## Saved entries
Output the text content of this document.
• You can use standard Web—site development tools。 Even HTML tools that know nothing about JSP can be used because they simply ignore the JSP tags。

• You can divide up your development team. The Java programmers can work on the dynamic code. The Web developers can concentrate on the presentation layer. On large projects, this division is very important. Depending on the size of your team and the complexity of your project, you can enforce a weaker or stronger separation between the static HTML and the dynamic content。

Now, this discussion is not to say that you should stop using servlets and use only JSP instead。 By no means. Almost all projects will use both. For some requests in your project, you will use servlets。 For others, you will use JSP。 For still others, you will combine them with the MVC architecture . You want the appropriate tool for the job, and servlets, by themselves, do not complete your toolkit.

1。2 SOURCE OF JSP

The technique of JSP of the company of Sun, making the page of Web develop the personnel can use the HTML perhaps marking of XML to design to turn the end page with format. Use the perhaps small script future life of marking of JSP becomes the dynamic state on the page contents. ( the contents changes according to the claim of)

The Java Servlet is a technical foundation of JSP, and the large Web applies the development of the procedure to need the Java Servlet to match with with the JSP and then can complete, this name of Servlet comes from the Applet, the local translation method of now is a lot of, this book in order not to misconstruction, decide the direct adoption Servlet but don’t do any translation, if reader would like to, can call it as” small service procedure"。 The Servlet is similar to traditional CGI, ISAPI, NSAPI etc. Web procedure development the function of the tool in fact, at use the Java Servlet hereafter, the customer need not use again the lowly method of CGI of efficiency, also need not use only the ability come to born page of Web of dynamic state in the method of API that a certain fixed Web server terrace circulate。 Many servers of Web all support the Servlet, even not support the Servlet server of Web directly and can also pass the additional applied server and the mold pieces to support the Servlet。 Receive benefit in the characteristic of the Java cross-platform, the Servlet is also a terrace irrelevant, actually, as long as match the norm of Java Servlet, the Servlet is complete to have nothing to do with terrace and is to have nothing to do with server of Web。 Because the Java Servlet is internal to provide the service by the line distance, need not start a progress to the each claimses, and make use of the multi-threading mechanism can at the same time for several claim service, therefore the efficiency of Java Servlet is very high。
...
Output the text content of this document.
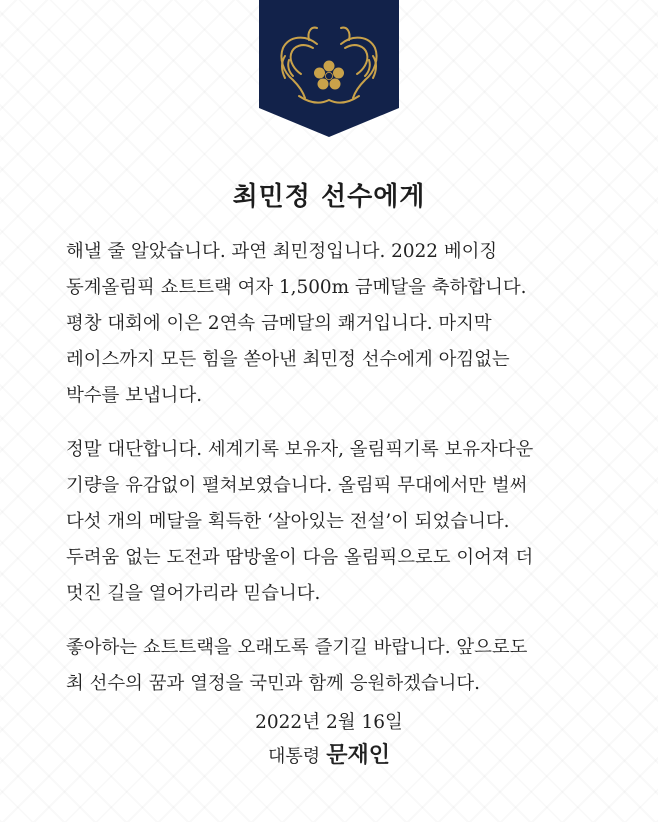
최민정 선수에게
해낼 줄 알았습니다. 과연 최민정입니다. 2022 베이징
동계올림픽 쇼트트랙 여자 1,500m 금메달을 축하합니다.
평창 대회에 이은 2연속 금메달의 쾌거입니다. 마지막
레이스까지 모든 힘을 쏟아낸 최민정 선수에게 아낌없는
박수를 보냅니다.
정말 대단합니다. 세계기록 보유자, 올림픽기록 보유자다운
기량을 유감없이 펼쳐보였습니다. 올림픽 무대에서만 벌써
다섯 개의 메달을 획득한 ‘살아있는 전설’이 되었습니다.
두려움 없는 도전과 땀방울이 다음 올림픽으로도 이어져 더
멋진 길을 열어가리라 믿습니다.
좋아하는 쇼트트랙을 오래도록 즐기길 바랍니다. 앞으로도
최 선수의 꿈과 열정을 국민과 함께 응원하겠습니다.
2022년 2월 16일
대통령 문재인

## PROBLEM DETAILS
Find every line above that contains the word "your", and return each one.

## EXERCISE OUTPUT
• You can divide up your development team. The Java programmers can work on the dynamic code. The Web developers can concentrate on the presentation layer. On large projects, this division is very important. Depending on the size of your team and the complexity of your project, you can enforce a weaker or stronger separation between the static HTML and the dynamic content。
Now, this discussion is not to say that you should stop using servlets and use only JSP instead。 By no means. Almost all projects will use both. For some requests in your project, you will use servlets。 For others, you will use JSP。 For still others, you will combine them with the MVC architecture . You want the appropriate tool for the job, and servlets, by themselves, do not complete your toolkit.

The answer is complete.